* What the task requires *
From the entries below, list each line with "title".

□ □ □

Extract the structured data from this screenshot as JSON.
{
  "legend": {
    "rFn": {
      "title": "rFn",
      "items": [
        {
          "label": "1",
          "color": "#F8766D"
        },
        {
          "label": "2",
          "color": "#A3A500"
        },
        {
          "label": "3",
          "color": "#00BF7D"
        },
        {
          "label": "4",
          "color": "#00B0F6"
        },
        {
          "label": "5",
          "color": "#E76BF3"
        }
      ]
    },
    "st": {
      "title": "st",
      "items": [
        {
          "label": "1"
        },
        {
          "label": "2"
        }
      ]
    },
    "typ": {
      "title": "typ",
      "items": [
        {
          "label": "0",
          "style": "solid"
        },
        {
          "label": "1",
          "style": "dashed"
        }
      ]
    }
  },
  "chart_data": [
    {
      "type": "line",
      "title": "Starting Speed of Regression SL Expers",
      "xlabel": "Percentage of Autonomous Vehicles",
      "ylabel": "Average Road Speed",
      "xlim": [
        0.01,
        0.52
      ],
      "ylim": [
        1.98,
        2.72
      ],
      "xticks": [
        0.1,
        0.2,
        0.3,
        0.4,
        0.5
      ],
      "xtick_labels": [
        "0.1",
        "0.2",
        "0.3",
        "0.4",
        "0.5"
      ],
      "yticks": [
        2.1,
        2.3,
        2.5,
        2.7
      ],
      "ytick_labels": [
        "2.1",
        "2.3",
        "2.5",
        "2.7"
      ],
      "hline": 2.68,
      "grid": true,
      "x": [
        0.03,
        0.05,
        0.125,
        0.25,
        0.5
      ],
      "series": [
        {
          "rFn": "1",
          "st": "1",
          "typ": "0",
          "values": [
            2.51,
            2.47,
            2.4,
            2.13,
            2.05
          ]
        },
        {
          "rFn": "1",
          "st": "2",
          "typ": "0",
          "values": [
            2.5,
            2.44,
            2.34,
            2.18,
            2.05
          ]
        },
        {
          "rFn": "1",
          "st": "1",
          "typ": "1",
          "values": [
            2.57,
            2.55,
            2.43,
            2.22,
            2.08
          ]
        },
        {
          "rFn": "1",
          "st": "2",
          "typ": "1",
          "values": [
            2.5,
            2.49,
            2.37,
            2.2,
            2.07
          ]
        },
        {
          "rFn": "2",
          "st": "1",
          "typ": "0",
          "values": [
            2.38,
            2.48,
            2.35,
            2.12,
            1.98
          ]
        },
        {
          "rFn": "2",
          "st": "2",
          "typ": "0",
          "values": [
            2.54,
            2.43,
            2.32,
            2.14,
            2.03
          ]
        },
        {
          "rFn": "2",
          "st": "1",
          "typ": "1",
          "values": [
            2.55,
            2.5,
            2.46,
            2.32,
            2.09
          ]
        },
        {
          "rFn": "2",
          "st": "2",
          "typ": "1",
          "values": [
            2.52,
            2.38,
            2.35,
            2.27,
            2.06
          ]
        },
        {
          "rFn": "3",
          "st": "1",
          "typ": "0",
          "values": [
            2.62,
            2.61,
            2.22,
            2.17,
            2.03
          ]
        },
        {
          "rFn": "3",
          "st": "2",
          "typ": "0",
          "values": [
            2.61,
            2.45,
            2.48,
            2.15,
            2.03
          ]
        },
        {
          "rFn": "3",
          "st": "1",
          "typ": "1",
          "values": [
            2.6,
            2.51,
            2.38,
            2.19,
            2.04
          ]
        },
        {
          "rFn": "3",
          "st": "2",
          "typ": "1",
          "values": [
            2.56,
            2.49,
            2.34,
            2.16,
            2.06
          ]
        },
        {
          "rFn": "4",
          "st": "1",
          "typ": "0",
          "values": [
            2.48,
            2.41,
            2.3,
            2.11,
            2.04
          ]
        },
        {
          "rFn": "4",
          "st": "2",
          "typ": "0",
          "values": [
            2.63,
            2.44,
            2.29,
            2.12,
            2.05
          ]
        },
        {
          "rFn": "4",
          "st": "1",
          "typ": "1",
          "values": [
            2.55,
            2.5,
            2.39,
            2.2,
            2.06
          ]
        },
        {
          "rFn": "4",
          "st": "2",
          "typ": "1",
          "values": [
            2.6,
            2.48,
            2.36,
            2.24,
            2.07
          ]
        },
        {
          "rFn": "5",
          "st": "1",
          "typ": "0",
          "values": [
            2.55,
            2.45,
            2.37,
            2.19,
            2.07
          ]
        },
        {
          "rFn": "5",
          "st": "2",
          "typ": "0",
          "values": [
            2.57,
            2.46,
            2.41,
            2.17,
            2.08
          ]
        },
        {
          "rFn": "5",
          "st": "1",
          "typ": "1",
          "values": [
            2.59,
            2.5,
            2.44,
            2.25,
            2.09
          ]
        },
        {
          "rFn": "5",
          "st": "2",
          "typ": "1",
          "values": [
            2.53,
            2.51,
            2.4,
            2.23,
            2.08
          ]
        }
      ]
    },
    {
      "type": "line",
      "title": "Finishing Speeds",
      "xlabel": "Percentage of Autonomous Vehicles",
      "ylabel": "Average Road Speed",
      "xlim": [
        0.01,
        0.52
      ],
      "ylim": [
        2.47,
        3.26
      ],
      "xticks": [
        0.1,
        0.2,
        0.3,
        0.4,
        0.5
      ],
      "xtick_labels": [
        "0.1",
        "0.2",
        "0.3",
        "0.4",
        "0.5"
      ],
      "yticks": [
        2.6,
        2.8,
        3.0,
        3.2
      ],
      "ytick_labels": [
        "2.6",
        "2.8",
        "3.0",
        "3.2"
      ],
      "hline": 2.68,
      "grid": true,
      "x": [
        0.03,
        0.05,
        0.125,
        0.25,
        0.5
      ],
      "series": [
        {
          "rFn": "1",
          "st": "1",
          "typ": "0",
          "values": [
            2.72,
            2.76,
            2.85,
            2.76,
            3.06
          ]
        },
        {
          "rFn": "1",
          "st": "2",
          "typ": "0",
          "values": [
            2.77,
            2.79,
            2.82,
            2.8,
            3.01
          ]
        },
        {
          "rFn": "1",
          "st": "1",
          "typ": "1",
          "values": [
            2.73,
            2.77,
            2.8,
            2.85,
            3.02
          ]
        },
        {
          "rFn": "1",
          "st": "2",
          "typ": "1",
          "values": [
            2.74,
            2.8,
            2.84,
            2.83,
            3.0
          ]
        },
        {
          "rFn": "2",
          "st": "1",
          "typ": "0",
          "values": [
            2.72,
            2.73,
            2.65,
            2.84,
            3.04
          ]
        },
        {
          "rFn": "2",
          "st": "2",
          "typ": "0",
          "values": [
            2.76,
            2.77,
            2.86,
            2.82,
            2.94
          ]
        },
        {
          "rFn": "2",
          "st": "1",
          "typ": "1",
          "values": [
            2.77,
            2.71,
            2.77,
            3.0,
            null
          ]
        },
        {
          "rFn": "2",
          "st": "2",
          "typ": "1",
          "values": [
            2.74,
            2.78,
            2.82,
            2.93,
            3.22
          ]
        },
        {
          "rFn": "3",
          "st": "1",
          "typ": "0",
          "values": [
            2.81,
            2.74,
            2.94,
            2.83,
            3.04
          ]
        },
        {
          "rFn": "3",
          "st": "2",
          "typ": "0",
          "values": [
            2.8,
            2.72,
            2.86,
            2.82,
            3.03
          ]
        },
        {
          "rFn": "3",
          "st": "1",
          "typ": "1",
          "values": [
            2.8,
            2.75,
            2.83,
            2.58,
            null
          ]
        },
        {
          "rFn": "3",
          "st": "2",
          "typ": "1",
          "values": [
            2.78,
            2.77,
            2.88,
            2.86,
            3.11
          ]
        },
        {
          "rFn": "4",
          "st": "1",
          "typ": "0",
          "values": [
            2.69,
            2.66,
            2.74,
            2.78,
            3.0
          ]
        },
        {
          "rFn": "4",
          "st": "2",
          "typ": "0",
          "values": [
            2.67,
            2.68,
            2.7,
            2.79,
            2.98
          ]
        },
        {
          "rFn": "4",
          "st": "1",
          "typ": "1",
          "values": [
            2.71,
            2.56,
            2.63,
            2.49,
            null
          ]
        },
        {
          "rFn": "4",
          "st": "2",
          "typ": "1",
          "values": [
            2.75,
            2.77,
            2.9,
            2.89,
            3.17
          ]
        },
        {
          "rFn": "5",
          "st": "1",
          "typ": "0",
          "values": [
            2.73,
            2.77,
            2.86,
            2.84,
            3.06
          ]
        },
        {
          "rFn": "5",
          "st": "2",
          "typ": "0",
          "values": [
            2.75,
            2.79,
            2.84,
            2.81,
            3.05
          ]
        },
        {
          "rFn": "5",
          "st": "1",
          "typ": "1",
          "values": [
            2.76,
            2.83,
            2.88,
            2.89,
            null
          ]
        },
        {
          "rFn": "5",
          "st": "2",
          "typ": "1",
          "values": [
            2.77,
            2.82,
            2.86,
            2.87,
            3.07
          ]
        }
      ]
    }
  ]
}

□ □ □

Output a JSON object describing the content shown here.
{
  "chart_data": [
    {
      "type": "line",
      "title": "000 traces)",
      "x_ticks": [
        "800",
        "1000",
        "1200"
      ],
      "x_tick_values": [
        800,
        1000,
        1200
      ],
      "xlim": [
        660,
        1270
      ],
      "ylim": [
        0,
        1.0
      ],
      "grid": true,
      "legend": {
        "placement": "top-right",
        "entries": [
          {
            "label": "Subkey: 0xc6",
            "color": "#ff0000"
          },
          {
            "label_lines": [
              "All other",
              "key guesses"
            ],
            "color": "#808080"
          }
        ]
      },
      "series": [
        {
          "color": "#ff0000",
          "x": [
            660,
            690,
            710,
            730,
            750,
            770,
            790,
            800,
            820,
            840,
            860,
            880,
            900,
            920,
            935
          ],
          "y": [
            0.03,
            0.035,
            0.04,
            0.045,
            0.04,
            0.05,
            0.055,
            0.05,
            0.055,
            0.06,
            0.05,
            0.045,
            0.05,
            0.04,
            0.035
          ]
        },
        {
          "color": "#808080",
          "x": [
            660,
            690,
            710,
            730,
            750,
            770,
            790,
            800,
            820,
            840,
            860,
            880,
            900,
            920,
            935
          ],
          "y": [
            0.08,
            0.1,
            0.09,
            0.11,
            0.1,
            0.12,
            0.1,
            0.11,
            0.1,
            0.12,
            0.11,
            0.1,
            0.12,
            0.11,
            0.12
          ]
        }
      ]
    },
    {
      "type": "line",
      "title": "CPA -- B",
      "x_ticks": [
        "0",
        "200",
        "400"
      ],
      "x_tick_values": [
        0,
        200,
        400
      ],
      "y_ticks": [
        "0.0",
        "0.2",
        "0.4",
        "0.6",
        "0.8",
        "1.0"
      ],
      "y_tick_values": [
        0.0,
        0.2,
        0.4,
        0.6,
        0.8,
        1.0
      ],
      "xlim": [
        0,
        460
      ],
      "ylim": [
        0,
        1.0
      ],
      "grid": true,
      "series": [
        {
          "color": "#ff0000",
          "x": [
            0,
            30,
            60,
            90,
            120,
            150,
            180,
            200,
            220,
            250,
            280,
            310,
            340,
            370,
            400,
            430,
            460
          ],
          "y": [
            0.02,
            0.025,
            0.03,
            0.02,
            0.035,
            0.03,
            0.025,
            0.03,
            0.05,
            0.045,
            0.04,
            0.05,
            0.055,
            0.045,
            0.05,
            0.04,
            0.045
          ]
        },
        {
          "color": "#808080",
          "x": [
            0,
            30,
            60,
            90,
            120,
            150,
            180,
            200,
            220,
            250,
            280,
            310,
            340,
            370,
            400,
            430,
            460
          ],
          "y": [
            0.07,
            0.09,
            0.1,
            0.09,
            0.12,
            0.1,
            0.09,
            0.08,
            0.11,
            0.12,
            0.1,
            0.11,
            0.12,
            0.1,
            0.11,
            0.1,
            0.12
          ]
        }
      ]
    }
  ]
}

□ □ □

* Written response *
      "title": "rFn",
      "title": "st",
      "title": "typ",
      "title": "Starting Speed of Regression SL Expers",
      "title": "Finishing Speeds",
      "title": "000 traces)",
      "title": "CPA -- B",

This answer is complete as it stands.